Problem requirements: Search the listing for the string "香蕉纤维" and copy every line that contains it.
======== Supplied data ========
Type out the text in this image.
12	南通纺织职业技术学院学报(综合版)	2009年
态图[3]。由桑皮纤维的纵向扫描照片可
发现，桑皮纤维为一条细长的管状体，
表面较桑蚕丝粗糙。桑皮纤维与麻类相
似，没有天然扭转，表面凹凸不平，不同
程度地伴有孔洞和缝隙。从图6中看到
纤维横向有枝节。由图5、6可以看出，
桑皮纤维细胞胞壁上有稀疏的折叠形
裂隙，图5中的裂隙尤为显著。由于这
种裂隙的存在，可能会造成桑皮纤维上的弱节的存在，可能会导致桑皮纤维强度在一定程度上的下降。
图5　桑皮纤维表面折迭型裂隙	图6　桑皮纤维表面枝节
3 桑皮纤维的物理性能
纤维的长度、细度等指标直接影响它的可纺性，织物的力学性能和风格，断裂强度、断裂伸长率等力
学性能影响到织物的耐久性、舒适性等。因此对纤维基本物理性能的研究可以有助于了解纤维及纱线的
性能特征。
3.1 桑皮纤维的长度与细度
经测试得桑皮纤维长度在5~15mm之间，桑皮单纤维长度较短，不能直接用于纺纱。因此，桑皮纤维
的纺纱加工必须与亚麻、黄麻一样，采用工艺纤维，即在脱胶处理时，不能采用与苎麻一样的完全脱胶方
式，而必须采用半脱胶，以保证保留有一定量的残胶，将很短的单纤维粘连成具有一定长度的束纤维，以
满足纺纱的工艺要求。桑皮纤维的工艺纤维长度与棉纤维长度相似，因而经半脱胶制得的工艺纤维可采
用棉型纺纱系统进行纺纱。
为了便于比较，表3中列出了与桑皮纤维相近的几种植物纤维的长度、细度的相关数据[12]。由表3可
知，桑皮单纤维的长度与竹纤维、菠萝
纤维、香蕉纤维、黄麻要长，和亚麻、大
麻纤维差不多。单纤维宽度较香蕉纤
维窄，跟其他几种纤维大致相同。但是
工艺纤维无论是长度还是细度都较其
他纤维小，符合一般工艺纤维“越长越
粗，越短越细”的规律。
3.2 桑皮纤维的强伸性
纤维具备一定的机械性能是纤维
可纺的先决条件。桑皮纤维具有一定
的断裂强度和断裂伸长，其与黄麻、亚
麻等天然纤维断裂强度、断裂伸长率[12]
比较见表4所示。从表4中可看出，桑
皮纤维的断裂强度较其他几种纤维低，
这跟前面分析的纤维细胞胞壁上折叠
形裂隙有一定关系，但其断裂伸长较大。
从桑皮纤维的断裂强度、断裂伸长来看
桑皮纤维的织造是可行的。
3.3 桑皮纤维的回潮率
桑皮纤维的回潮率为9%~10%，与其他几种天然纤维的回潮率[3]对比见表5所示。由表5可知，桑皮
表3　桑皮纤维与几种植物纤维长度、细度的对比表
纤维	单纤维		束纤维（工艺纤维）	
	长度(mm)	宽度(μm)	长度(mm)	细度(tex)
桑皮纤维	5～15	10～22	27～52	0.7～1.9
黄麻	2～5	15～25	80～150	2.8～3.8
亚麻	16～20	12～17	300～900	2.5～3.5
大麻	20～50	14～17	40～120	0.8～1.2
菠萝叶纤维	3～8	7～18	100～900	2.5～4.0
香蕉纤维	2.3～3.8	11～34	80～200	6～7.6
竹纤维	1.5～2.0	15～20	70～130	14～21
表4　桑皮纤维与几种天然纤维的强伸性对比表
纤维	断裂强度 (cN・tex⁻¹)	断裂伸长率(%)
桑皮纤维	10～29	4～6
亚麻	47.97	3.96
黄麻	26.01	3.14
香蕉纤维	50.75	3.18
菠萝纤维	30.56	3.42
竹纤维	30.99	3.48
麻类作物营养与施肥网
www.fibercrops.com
========
Response:
纤维、香蕉纤维、黄麻要长，和亚麻、大
香蕉纤维	2.3～3.8	11～34	80～200	6～7.6
香蕉纤维	50.75	3.18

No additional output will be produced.